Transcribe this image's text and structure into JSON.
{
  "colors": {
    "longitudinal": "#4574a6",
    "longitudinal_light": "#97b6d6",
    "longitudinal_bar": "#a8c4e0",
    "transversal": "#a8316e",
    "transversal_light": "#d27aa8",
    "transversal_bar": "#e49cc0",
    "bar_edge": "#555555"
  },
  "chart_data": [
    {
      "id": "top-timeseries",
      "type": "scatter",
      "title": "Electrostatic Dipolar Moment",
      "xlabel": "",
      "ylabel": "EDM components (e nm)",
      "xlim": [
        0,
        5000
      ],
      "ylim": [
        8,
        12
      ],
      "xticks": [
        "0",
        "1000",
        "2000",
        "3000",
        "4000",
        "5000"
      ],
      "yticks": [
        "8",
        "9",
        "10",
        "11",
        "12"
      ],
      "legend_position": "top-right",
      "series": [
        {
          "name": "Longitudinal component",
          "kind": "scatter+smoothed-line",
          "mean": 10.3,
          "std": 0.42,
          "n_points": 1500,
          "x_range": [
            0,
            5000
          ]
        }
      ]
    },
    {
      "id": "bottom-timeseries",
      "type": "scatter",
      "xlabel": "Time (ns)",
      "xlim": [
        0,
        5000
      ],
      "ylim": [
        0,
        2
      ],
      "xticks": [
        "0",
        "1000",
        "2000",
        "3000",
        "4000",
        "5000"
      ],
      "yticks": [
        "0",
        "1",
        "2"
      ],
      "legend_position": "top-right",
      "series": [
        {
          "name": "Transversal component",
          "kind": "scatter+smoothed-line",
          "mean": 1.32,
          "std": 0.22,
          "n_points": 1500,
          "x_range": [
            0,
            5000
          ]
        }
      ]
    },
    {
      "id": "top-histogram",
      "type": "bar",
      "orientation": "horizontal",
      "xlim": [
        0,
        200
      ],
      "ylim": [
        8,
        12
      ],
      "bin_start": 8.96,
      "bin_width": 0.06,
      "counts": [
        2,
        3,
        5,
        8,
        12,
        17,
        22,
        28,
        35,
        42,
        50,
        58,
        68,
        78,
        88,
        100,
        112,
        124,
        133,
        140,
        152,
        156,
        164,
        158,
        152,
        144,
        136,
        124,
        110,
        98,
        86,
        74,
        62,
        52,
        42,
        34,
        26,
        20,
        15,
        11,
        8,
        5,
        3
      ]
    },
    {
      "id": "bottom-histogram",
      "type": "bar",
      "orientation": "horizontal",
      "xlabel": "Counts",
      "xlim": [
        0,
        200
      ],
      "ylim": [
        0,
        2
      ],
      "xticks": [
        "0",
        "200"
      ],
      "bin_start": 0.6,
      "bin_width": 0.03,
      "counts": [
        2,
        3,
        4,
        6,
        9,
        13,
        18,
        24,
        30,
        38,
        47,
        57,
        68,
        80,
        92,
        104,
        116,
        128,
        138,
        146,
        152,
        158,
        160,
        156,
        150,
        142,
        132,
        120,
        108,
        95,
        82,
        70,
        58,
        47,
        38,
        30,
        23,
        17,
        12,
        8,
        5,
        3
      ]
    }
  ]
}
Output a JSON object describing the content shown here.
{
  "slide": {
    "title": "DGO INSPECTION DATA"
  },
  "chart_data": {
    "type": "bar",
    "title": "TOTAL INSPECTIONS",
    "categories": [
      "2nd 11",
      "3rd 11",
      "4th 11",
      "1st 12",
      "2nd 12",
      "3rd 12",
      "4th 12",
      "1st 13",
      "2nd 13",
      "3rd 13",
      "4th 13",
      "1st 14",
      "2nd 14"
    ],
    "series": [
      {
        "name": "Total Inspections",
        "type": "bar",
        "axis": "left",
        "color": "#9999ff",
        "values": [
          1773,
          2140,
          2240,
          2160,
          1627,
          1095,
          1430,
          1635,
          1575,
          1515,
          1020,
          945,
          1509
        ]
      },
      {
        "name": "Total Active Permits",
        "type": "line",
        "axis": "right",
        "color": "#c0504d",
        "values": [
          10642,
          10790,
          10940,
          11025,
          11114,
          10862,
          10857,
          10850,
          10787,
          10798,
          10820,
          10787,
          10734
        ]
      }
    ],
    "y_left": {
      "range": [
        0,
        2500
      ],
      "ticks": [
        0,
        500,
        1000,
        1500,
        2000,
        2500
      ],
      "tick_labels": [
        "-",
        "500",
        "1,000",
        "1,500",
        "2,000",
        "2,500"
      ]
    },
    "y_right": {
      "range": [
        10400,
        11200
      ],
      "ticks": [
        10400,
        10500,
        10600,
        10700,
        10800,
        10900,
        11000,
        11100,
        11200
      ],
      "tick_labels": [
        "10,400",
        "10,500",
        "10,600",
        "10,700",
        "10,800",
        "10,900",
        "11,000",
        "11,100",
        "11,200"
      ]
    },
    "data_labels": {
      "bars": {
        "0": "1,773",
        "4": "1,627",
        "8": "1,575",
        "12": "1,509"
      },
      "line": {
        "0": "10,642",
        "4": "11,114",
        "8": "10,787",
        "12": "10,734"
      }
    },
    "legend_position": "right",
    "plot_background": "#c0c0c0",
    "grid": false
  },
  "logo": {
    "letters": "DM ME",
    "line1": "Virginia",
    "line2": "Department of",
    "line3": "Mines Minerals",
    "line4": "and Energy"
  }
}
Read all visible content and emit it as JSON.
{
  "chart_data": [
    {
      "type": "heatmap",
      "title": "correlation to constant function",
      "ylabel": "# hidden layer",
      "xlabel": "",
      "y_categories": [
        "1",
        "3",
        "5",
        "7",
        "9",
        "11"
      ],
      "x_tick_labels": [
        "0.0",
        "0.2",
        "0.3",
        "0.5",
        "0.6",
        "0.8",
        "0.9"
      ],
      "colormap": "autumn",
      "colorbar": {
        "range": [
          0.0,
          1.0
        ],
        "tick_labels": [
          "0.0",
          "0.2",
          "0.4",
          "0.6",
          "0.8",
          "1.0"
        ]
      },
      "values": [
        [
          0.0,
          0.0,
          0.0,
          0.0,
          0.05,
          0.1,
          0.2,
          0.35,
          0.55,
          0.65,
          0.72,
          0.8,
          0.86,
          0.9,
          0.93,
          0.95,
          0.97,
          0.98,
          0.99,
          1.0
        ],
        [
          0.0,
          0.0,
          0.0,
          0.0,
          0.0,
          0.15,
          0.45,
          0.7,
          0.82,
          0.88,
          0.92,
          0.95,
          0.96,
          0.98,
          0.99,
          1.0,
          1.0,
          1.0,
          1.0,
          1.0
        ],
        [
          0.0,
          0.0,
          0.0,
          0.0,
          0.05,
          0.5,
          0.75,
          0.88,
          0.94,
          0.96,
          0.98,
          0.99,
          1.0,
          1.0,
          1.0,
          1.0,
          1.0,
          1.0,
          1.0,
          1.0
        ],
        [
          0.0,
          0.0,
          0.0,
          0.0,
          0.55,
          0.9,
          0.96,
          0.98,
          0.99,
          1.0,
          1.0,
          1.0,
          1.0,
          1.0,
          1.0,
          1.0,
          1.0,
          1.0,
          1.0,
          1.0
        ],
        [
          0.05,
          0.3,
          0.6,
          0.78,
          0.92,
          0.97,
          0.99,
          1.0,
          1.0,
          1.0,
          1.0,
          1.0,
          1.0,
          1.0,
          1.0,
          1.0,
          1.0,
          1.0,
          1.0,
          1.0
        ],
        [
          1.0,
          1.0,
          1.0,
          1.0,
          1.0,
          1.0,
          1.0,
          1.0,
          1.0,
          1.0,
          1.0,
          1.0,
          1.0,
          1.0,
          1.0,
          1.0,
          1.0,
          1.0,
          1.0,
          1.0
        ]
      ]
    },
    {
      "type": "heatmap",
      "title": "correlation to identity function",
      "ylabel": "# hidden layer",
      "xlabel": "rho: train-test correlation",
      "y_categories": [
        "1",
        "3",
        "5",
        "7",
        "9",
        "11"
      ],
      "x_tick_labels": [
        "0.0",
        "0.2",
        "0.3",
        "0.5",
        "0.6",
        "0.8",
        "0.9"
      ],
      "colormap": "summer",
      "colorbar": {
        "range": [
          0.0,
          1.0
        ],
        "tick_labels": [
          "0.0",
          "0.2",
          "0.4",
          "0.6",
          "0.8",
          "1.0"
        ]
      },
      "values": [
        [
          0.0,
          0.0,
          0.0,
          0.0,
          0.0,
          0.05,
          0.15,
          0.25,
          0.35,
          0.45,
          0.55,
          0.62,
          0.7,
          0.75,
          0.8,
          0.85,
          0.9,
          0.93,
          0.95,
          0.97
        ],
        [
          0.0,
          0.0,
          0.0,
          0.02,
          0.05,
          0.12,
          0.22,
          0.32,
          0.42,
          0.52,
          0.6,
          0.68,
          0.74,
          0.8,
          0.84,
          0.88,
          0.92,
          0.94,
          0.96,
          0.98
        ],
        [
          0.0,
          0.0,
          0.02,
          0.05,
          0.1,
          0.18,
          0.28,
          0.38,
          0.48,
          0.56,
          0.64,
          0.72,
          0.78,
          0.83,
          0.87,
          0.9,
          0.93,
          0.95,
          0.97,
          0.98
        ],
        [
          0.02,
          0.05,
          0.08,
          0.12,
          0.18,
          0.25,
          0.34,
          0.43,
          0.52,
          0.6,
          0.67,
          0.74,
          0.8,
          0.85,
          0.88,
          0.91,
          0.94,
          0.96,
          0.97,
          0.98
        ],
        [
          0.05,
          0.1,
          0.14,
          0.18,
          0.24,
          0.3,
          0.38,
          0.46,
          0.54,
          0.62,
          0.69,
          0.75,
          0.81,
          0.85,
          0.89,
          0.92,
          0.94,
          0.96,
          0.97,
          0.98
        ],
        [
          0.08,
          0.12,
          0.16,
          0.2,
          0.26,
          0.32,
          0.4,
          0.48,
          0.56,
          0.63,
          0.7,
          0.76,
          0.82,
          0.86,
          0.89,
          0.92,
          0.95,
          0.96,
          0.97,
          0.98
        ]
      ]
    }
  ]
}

▶ _Problem to solve_
Pick out the lines above that hold the string "histogram" and show them.

▶ _Solved problem_
      "id": "top-histogram",
      "id": "bottom-histogram",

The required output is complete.